**EXERCISE**. Go through the material below and report how many lines contain "marker". Give only the number.

## begin DATA PROVIDED

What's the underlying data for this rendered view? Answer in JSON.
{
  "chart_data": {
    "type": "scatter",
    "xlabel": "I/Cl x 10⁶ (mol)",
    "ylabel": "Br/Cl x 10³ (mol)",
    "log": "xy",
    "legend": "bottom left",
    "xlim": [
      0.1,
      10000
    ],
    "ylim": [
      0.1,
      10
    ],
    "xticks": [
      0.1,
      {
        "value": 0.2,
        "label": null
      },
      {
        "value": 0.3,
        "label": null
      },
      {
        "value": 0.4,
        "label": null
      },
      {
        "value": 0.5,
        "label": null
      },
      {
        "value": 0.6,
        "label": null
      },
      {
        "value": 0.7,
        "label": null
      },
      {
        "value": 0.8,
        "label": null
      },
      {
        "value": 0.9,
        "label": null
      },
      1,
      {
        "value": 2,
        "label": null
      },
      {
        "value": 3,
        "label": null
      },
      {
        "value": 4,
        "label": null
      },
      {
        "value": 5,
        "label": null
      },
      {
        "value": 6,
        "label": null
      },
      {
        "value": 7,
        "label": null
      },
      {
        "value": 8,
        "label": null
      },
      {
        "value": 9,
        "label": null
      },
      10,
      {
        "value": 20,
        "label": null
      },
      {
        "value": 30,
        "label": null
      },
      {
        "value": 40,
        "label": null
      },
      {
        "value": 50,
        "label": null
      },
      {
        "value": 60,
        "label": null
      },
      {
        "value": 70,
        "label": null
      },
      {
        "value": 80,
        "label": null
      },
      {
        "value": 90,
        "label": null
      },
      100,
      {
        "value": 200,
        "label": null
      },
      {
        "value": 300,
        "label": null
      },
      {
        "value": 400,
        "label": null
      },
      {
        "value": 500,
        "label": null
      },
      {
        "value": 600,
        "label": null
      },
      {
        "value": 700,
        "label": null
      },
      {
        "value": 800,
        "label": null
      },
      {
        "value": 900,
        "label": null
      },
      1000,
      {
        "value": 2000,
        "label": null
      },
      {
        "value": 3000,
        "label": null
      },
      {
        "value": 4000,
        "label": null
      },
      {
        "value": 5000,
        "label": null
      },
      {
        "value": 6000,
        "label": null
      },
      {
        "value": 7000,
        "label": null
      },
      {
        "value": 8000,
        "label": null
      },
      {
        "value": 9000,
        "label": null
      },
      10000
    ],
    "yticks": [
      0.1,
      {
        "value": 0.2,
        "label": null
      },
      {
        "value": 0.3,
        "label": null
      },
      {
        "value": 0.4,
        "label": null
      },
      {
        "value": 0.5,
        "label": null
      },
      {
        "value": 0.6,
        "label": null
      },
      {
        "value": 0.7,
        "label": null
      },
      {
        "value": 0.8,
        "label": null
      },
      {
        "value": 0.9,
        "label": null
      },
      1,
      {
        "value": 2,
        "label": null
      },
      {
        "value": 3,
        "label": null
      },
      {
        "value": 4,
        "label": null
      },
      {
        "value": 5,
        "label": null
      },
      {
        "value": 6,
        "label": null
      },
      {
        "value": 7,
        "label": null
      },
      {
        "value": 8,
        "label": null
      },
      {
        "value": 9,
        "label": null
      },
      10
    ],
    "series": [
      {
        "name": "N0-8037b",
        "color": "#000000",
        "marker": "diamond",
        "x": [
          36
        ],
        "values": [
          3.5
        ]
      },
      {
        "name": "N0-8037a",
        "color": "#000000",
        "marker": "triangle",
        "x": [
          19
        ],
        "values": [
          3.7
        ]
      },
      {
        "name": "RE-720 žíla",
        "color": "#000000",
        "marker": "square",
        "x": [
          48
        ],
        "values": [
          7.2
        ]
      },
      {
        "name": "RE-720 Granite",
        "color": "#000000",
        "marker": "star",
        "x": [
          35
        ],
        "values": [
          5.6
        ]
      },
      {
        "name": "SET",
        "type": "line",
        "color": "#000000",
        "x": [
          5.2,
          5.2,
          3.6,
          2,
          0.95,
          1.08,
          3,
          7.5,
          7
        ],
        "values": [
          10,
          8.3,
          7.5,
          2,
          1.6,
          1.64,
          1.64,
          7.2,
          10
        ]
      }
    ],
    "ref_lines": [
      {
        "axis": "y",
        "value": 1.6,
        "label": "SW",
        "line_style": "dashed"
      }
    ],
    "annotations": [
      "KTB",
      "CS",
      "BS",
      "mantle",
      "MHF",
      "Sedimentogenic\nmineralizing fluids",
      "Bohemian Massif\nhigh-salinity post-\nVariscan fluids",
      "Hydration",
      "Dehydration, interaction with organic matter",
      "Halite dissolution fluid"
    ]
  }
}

## end DATA PROVIDED
## begin DATA PROVIDED

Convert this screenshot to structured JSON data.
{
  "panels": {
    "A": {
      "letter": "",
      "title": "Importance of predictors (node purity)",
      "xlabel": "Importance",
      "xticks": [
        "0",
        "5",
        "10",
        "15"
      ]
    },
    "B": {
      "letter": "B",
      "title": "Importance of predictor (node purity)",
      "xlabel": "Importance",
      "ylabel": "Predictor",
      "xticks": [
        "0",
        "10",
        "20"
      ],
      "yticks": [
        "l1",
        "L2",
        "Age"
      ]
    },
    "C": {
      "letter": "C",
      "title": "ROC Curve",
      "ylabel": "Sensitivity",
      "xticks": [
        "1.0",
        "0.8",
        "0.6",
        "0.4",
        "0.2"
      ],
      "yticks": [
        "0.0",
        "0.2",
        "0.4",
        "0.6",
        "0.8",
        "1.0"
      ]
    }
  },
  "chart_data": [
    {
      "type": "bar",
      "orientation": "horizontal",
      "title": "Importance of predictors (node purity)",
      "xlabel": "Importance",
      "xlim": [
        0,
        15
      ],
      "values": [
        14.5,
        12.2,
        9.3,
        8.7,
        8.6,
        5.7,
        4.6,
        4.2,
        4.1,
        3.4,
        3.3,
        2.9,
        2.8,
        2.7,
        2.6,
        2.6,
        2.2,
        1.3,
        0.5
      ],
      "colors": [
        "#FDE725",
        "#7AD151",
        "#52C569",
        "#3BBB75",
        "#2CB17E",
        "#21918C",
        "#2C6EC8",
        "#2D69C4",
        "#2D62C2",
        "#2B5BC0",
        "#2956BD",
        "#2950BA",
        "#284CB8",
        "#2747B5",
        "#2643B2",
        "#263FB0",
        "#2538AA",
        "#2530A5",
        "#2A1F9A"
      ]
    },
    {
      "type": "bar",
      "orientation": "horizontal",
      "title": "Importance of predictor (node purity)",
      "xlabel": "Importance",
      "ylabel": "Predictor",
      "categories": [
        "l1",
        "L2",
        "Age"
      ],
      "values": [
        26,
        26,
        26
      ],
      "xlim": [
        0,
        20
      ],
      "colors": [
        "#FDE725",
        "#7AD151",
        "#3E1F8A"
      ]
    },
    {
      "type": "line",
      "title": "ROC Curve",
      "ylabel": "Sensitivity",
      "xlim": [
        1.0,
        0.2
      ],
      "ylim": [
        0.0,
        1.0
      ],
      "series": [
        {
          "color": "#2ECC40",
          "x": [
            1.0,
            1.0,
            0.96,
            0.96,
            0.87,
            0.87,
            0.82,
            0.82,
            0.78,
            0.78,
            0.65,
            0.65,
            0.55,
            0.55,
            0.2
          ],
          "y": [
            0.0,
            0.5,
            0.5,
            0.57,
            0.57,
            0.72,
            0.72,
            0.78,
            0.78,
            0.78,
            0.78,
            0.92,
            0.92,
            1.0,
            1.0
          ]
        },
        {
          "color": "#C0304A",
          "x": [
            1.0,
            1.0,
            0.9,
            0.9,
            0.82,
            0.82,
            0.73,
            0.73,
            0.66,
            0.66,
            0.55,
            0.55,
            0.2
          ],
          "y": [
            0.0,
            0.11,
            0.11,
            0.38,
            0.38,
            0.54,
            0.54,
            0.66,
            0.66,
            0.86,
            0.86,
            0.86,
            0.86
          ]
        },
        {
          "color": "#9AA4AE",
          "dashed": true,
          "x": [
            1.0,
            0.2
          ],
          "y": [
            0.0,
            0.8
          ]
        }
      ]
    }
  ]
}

## end DATA PROVIDED

**EXERCISE RESPONSE**. 4